== GIVEN INSTRUCTION ==
Repeat each line word for word.

[Data entries]
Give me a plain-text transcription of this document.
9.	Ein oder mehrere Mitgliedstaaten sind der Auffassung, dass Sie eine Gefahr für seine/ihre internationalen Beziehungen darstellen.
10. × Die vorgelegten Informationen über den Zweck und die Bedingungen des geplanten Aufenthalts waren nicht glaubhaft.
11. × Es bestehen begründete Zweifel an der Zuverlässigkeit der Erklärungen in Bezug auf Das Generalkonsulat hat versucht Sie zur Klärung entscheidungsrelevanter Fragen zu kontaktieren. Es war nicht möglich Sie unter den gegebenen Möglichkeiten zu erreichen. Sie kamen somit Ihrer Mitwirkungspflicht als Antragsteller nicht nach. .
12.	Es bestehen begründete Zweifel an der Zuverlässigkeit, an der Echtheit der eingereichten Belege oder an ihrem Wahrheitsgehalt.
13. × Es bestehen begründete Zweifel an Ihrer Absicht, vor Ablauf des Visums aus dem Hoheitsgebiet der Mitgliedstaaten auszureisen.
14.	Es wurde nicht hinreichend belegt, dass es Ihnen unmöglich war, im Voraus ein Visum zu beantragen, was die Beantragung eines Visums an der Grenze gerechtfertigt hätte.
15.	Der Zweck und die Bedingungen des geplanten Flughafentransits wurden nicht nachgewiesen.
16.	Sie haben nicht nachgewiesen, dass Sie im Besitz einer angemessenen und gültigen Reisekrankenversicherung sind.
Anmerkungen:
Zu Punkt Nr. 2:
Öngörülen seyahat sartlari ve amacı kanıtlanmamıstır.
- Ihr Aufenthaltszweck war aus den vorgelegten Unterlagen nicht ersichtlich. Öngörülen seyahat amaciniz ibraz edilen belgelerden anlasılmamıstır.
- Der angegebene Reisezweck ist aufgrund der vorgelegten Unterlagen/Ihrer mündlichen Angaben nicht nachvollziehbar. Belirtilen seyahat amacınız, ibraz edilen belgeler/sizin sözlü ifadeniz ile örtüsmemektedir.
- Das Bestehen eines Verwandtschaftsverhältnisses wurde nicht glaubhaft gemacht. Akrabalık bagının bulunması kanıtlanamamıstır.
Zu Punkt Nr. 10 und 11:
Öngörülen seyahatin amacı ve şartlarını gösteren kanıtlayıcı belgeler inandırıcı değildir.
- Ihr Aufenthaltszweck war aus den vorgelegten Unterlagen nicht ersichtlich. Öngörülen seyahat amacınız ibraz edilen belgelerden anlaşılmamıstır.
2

== EXERCISE OUTPUT ==
Give me a plain-text transcription of this document.
9.	Ein oder mehrere Mitgliedstaaten sind der Auffassung, dass Sie eine Gefahr für seine/ihre internationalen Beziehungen darstellen.
10. × Die vorgelegten Informationen über den Zweck und die Bedingungen des geplanten Aufenthalts waren nicht glaubhaft.
11. × Es bestehen begründete Zweifel an der Zuverlässigkeit der Erklärungen in Bezug auf Das Generalkonsulat hat versucht Sie zur Klärung entscheidungsrelevanter Fragen zu kontaktieren. Es war nicht möglich Sie unter den gegebenen Möglichkeiten zu erreichen. Sie kamen somit Ihrer Mitwirkungspflicht als Antragsteller nicht nach. .
12.	Es bestehen begründete Zweifel an der Zuverlässigkeit, an der Echtheit der eingereichten Belege oder an ihrem Wahrheitsgehalt.
13. × Es bestehen begründete Zweifel an Ihrer Absicht, vor Ablauf des Visums aus dem Hoheitsgebiet der Mitgliedstaaten auszureisen.
14.	Es wurde nicht hinreichend belegt, dass es Ihnen unmöglich war, im Voraus ein Visum zu beantragen, was die Beantragung eines Visums an der Grenze gerechtfertigt hätte.
15.	Der Zweck und die Bedingungen des geplanten Flughafentransits wurden nicht nachgewiesen.
16.	Sie haben nicht nachgewiesen, dass Sie im Besitz einer angemessenen und gültigen Reisekrankenversicherung sind.
Anmerkungen:
Zu Punkt Nr. 2:
Öngörülen seyahat sartlari ve amacı kanıtlanmamıstır.
- Ihr Aufenthaltszweck war aus den vorgelegten Unterlagen nicht ersichtlich. Öngörülen seyahat amaciniz ibraz edilen belgelerden anlasılmamıstır.
- Der angegebene Reisezweck ist aufgrund der vorgelegten Unterlagen/Ihrer mündlichen Angaben nicht nachvollziehbar. Belirtilen seyahat amacınız, ibraz edilen belgeler/sizin sözlü ifadeniz ile örtüsmemektedir.
- Das Bestehen eines Verwandtschaftsverhältnisses wurde nicht glaubhaft gemacht. Akrabalık bagının bulunması kanıtlanamamıstır.
Zu Punkt Nr. 10 und 11:
Öngörülen seyahatin amacı ve şartlarını gösteren kanıtlayıcı belgeler inandırıcı değildir.
- Ihr Aufenthaltszweck war aus den vorgelegten Unterlagen nicht ersichtlich. Öngörülen seyahat amacınız ibraz edilen belgelerden anlaşılmamıstır.
2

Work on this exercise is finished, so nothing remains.